▶ Task list:
1. Answer these questions about the text on U.S. government spending:
(a) Which country does the text give as an example of giving tax money directly to businesses?
(b) What weapons does the text name as things no other company will compete to make?
(c) What three things does the text say schools teach?
2. Arrange the rows as a numbered list, from the first row through the row with "delivery-truck-icon — [65, 152, 151, 204]", with blank lines left out.

====== Text excerpt

Even so, U.S. business leaders think
spending for civilian purposes has negative side effects for
them. For one thing, it interferes with their managerial
prerogatives. Money the government gives corporations
through the DOD is like a gift. The government says it will
buy what the company makes; pay for its research and
development; and allow the company a profit, if it can make
one. Corporate managers say this arrangement is the best.
They know that, if the government began
to have business make products that could be sold in the
commercial market that production would interfere with
corporate profit making. The production of waste, however,
does not interfere, because, for example, no other company
will compete with a company that makes artillery, tanks, or
B-2 bombers.
Non-commercial spending
Because corporate leaders prefer it, U.S.
government spending to keep major U.S. businesses profitable
has gone to the military and aero-space industries for the
research, development and production of non-commercial
products. The DOD, for instance, gives money to corporations
to develop missile defense systems that guard against
non-existent missile threats. Once a system like that has
been developed, businesses then try to find ways to adapt some
of its technology for commercial uses.
In contrast, other countries give large
percentages of their tax money directly to businesses, so the
businesses can develop products salable in international
markets. Japan is a good example of this. For many decades,
It has given tax money directly to Japanese businesses to
enable them to develop products that can be sold
internationally in commercial, competitive markets. This
system is streamlined and not wasteful. It is a stark
contrast with the way the U.S. gives money to businesses for
military and aero-space research and development.
The difference in efficiency between the
U.S. and Japanese’ fascist economic systems is the main reason
why Japan’s fragile, post World War II economy grew to be the
world’s second largest, and Japan competes so successfully
with the gargantuan U.S. economy.
Japan can give tax money directly to
businesses to keep them competitive internationally partly
because it has not lied to its citizens and created stories
about security threats. The nation has democratic
governmental procedures that result in representative
governments. As a result, Japanese corporations have not been
able to gain complete control of governmental budgets. In
turn, the Japanese understand the need to help their
corporations and have not objected to governmental grants to
corporations to develop new, commercially applicable
technology.
Control
Corporate control of U.S. tax subsidies
is of prime interest to U.S. corporate leaders. To them,
social spending is a serious threat to their power, for it
increases the danger of democracy, because is liable to
increase popular involvement in decision-making. For example,
if the government were to be involved in building housing,
schools, roads, and similar things people would be interested
in how the money is spent, because they understand how these
things affect them. They would have opinions and would want
to tell their elected officials how it should be spent. In
contrast, when the government says it will build a stealth
bomber, nobody in the public quite understands that and few
people offer opinions.
Since the first requirement of control is
to keep the public passive, those in power want to eliminate
anything that tends to encourage the population to be involved
in its planning. This is because popular involvement could
threaten the power monopoly business has. The people might
organize and demand a redistribution of profits and
decision-making.
The primary and secondary schools in the
U.S. play critical roles in keeping the public docile and
passive. (This includes tax-supported school systems and
parochial and private schools).
In primary and secondary schools,
teachers teach the half truths and misinformation written into
texts by university professors (a.k.a., political
indoctrination commissars), and the administrators ensure that
teachers inculcate only approved doctrine into the minds of
the children and youth sent them to condition. They teach,
for example, that the U.S. has a free enterprise economy, the
press is a guardian of our freedom, and the political system
is representative. The press repeats this.

============
====== Dataset excerpts

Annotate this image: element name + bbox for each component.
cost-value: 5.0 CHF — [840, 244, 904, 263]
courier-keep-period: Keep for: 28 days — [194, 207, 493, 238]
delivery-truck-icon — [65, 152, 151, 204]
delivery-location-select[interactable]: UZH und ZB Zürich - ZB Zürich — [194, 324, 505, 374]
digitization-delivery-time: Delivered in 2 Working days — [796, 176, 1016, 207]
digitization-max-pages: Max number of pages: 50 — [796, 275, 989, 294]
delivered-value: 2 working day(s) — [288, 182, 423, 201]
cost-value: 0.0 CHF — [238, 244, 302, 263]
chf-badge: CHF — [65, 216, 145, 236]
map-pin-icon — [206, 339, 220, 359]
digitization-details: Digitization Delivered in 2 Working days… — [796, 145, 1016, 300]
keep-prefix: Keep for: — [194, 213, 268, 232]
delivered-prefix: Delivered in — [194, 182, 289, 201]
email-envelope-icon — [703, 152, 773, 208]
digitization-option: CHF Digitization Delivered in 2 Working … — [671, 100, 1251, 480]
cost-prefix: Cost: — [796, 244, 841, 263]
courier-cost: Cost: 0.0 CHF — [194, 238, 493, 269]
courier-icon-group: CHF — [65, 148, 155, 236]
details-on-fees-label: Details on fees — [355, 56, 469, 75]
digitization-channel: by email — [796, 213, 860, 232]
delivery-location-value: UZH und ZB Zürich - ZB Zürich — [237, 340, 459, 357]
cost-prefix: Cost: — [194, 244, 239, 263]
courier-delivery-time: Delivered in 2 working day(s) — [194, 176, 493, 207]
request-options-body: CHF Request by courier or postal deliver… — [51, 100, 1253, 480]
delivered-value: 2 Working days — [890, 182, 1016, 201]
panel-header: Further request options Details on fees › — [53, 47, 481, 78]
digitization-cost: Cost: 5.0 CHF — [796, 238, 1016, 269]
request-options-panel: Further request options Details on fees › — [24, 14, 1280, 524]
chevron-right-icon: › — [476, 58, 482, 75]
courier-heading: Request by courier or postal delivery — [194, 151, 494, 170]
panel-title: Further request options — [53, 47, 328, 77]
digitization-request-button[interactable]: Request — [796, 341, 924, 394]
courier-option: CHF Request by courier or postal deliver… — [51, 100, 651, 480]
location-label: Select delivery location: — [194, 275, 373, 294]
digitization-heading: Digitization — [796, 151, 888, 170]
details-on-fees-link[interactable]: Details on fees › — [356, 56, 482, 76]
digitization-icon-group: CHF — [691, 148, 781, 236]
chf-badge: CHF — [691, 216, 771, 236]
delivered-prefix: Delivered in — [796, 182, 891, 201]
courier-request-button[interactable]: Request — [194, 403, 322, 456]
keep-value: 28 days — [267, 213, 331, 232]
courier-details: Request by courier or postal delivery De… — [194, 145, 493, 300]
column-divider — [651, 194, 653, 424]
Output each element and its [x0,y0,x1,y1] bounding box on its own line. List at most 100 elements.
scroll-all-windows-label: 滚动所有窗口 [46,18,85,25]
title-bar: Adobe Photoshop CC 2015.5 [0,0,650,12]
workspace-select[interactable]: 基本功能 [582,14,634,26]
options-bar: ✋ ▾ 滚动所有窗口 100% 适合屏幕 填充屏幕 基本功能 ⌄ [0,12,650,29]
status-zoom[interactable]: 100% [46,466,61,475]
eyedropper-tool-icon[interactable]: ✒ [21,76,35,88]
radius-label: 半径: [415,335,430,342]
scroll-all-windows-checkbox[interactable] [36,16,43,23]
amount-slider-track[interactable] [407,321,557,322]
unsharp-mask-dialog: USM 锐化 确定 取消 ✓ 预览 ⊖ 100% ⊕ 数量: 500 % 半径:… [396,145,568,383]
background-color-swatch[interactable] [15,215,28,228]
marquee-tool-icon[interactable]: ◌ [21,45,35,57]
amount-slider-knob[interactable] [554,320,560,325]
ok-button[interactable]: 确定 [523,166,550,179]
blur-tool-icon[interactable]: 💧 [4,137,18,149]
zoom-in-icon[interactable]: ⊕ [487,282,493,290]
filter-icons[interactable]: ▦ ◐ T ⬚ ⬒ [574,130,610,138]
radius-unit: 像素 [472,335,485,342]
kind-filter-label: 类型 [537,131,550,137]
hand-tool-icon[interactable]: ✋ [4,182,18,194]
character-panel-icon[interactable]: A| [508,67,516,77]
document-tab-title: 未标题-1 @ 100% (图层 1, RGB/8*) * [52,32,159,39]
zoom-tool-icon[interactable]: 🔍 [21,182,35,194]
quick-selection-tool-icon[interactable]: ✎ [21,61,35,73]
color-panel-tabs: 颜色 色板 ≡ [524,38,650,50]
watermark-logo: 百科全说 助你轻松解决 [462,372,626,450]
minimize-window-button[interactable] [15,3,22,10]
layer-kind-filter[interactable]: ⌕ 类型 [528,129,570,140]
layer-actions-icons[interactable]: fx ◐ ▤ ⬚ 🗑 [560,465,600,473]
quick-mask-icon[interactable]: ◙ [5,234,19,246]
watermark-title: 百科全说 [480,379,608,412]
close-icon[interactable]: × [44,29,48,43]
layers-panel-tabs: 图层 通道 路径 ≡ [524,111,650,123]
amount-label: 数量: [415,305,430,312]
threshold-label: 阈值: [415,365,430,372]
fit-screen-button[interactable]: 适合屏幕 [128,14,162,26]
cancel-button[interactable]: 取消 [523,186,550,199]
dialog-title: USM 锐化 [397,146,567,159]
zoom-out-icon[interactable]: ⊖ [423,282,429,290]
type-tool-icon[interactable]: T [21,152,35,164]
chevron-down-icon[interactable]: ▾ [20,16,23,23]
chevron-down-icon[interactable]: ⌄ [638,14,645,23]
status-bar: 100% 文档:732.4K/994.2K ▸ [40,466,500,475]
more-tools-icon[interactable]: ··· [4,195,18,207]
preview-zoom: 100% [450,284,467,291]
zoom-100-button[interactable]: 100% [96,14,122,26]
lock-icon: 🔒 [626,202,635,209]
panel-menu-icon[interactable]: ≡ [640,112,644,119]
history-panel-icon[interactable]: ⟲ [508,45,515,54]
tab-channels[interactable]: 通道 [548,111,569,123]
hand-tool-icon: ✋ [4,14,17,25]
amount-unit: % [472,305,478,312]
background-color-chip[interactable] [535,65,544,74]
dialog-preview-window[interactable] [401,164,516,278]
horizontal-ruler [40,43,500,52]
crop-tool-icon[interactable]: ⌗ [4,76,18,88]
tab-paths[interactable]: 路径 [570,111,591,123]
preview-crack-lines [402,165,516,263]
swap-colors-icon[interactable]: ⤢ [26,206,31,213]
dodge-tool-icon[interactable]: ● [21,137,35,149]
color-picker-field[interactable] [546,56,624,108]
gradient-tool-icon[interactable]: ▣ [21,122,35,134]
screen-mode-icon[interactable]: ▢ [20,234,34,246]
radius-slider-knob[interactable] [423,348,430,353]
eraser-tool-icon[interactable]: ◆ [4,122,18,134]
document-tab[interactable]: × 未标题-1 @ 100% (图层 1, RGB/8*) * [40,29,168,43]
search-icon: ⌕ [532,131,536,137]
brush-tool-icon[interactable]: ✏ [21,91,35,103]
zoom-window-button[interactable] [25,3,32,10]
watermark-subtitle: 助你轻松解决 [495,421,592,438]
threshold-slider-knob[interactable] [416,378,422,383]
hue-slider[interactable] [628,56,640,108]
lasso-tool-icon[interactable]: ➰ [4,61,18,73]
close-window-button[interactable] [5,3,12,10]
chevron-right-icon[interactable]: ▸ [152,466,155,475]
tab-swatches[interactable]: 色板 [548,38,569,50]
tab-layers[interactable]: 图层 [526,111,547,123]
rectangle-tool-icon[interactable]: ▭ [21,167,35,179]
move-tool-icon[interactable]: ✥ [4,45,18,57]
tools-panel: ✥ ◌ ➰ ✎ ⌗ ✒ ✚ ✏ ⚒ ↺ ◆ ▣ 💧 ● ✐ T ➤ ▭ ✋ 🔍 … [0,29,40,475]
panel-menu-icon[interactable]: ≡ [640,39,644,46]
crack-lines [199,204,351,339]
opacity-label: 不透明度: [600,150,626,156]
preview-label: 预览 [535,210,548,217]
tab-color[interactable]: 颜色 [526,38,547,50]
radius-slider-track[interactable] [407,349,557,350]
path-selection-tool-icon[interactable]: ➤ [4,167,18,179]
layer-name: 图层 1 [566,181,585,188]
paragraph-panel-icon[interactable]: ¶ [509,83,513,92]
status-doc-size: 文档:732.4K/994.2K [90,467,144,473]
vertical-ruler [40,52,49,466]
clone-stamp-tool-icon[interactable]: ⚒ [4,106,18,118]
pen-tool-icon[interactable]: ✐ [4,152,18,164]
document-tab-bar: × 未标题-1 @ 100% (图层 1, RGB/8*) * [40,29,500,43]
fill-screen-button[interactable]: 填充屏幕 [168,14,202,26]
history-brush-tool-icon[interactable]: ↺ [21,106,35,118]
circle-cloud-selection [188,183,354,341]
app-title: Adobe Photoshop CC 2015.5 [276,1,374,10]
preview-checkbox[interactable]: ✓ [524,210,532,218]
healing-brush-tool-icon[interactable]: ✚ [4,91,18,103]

============

▶ Task results:
1.
(a) Japan
(b) Artillery, tanks, or B-2 bombers
(c) That the U.S. has a free enterprise economy, that the press is a guardian of our freedom, and that the political system is representative

2.
1. Annotate this image: element name + bbox for each component.
2. cost-value: 5.0 CHF — [840, 244, 904, 263]
3. courier-keep-period: Keep for: 28 days — [194, 207, 493, 238]
4. delivery-truck-icon — [65, 152, 151, 204]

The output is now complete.